=== Required work ===
Lines containing the string "this" are to be collected in full.

** Start of Provided material **

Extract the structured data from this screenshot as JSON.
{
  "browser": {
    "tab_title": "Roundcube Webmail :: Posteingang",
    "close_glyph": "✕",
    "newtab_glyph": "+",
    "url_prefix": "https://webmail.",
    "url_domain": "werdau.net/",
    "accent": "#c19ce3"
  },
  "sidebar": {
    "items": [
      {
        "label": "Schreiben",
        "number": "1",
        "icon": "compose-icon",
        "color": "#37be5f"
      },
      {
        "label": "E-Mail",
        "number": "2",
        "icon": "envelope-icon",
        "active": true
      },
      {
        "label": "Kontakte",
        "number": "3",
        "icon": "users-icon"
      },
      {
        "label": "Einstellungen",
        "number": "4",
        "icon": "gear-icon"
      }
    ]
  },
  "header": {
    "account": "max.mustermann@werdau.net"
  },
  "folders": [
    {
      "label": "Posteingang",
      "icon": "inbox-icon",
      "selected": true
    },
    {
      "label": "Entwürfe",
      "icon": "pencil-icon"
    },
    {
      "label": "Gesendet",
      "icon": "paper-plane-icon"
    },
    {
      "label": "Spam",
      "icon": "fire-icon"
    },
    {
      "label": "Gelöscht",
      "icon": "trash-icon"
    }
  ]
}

** End of Provided material **
** Start of Provided material **

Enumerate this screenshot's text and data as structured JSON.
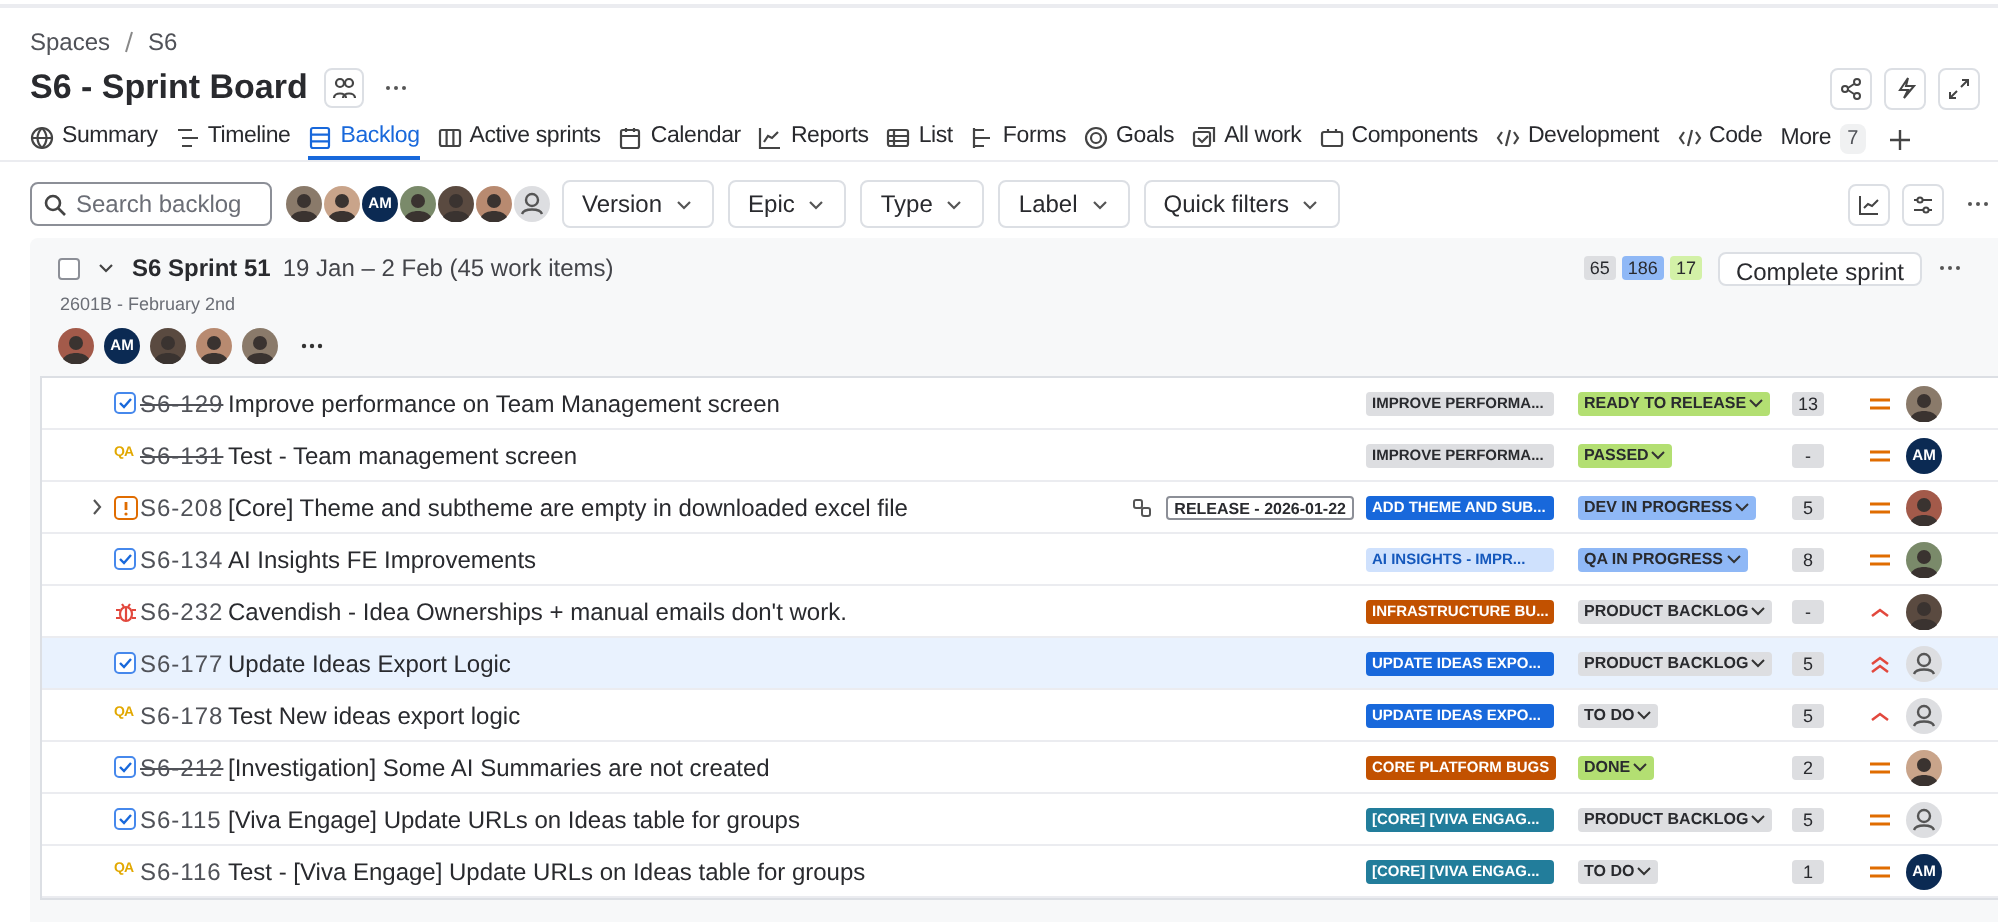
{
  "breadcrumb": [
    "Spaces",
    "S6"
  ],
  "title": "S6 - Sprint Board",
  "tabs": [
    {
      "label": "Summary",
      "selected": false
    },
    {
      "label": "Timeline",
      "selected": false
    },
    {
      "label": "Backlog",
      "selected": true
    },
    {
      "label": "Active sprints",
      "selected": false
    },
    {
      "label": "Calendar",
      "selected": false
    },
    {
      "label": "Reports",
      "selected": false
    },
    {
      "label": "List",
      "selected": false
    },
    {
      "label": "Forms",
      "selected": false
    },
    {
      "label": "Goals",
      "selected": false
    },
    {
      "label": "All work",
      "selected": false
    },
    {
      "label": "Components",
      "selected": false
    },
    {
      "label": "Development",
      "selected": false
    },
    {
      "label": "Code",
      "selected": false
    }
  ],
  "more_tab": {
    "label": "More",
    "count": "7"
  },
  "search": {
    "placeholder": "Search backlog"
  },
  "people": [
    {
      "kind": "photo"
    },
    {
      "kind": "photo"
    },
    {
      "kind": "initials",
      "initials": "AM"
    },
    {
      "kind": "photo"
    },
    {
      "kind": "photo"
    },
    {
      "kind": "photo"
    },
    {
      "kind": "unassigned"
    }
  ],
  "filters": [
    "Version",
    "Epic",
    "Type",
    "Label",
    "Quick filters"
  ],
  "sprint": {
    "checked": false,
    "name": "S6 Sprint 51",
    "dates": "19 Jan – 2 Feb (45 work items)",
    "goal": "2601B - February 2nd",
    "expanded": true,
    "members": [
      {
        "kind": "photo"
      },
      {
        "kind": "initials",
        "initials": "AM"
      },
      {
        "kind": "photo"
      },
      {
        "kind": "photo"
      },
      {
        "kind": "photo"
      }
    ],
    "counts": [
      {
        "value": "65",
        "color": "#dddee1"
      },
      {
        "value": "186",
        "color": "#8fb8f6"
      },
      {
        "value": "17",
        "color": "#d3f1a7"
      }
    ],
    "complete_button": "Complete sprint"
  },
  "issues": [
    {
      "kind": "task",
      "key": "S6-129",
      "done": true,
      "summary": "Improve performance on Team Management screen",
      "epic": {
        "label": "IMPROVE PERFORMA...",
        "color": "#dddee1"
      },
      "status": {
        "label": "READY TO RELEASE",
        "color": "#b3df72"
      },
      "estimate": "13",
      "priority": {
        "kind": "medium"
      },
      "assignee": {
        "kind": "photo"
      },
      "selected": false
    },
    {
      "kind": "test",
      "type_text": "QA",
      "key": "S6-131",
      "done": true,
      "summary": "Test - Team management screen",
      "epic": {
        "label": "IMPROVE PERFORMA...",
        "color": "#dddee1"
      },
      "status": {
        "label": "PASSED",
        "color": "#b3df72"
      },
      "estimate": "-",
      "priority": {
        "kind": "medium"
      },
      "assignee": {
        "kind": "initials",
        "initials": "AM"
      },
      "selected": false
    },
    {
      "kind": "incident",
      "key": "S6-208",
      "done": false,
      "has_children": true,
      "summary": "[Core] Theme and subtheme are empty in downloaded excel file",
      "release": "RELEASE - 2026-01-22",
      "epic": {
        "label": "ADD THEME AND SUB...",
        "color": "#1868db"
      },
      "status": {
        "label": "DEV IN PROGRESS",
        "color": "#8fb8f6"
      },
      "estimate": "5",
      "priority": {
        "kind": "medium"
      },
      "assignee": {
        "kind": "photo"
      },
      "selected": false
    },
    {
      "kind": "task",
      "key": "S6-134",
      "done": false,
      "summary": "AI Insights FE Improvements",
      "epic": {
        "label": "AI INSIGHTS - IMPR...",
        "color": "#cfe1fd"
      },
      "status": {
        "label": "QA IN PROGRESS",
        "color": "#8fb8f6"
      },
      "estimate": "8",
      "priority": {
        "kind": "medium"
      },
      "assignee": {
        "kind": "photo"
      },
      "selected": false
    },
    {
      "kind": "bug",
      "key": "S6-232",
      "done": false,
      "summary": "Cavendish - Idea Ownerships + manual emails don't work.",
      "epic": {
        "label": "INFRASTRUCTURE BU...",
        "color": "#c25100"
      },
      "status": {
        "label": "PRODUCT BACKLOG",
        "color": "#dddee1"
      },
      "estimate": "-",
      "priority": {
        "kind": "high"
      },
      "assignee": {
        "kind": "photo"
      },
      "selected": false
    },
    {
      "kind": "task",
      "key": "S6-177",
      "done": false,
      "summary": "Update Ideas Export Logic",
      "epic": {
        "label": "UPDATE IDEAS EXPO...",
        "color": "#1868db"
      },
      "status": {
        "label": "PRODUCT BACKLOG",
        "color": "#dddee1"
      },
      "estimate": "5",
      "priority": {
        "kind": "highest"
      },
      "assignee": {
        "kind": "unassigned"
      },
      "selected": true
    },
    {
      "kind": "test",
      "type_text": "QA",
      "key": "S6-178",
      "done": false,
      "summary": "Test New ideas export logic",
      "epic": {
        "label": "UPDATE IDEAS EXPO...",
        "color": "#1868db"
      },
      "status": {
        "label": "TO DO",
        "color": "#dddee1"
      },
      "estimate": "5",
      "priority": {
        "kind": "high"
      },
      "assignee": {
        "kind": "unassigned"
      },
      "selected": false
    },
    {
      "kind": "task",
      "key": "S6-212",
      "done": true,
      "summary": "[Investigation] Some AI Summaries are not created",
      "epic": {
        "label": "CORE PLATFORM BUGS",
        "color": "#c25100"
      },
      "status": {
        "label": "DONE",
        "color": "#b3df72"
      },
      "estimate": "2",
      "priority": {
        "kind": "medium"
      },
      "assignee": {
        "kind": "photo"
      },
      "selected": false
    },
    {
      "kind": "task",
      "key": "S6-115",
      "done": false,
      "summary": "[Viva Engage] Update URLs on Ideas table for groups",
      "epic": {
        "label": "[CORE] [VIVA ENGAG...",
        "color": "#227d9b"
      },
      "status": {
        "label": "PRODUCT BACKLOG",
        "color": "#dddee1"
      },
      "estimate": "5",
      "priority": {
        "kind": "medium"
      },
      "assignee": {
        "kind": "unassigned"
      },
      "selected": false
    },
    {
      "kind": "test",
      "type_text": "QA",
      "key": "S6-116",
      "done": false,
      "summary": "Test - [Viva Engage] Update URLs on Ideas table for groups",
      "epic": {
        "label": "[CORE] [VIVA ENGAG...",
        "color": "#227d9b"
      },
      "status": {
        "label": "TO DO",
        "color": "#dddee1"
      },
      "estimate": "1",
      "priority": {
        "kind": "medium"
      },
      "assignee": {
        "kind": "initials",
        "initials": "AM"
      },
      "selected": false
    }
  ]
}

** End of Provided material **
** Start of Provided material **

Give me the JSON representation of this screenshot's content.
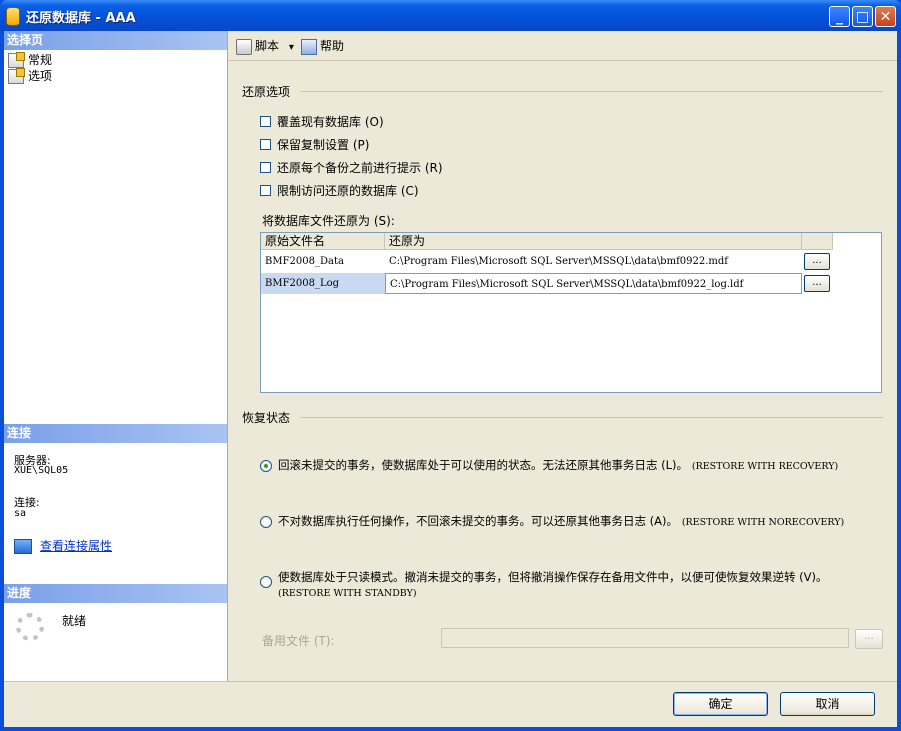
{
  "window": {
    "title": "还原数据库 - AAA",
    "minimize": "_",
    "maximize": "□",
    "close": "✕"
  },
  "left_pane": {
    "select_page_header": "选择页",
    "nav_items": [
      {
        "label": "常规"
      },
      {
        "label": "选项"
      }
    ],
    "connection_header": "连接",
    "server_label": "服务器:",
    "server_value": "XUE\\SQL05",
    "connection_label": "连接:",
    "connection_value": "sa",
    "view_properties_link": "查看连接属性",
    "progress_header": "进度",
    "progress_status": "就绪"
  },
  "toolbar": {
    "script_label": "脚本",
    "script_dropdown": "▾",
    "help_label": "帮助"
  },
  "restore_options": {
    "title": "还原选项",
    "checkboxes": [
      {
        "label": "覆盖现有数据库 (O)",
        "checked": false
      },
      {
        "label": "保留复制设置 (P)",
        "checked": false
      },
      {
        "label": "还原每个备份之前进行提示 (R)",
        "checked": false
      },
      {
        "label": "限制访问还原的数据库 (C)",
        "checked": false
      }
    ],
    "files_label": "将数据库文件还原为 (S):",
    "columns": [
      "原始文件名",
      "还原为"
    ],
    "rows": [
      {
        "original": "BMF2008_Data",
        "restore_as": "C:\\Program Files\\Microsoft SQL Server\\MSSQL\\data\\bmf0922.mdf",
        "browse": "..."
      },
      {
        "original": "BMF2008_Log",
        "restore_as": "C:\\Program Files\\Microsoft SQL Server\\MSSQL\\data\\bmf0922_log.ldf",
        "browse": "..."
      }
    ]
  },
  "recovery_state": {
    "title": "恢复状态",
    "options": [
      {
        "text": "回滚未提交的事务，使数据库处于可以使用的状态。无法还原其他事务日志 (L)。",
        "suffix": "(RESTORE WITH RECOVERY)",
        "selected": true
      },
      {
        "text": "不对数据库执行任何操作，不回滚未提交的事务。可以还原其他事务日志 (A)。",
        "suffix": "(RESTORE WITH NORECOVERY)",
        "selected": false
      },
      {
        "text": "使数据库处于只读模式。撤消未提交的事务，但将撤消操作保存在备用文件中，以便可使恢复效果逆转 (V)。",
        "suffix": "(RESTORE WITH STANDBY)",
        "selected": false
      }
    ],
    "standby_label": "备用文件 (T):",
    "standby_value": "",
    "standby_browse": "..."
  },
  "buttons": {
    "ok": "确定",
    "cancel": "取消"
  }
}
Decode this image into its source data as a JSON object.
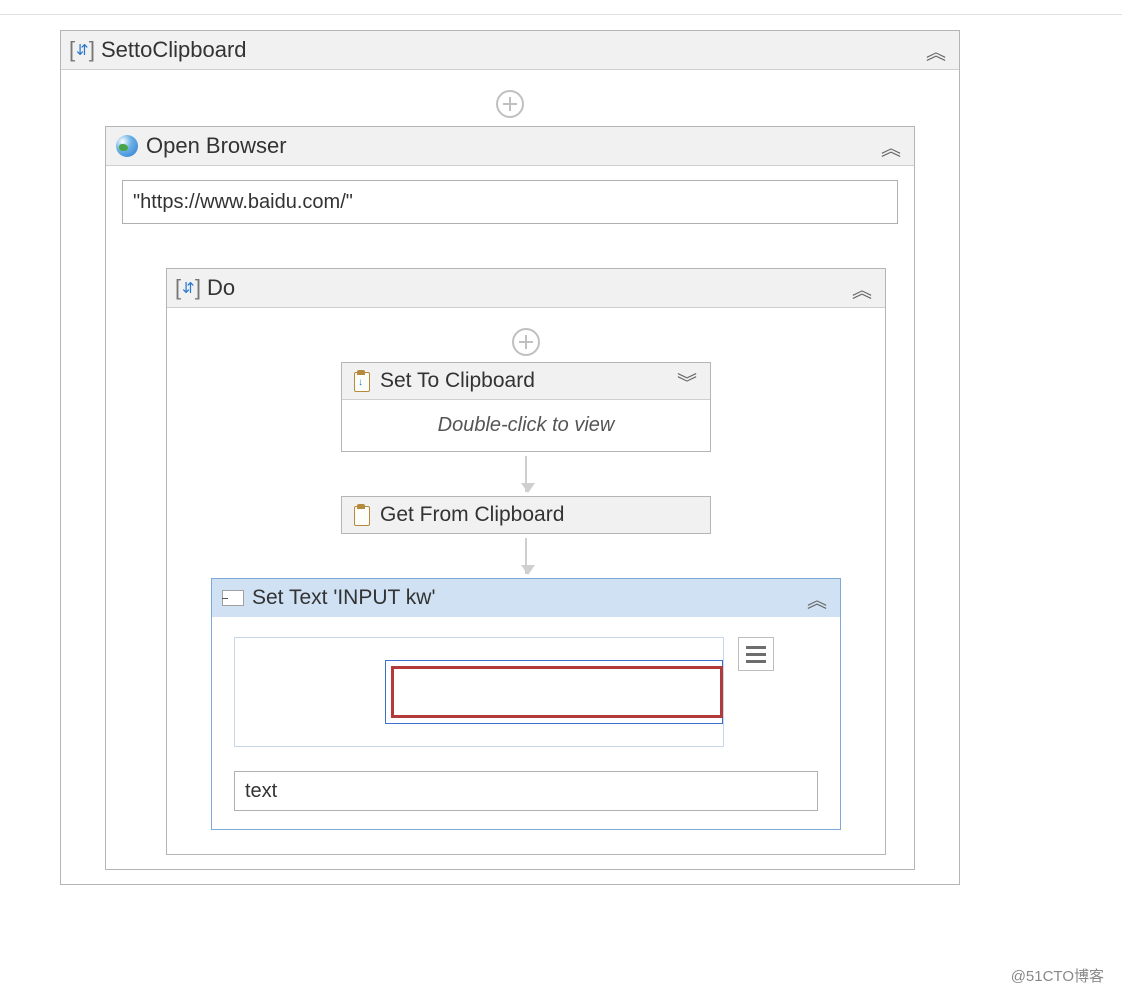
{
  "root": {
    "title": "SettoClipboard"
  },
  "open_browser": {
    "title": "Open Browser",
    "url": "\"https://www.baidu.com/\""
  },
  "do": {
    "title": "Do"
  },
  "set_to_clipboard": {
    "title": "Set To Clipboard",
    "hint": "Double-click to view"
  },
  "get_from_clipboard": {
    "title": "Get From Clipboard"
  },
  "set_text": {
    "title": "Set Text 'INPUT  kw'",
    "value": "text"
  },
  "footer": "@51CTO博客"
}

** End of Provided material **

=== Response to the task ===
Extract the structured data from this screenshot as JSON.
Enumerate this screenshot's text and data as structured JSON.
Give me the JSON representation of this screenshot's content.
Decode this image into its source data as a JSON object.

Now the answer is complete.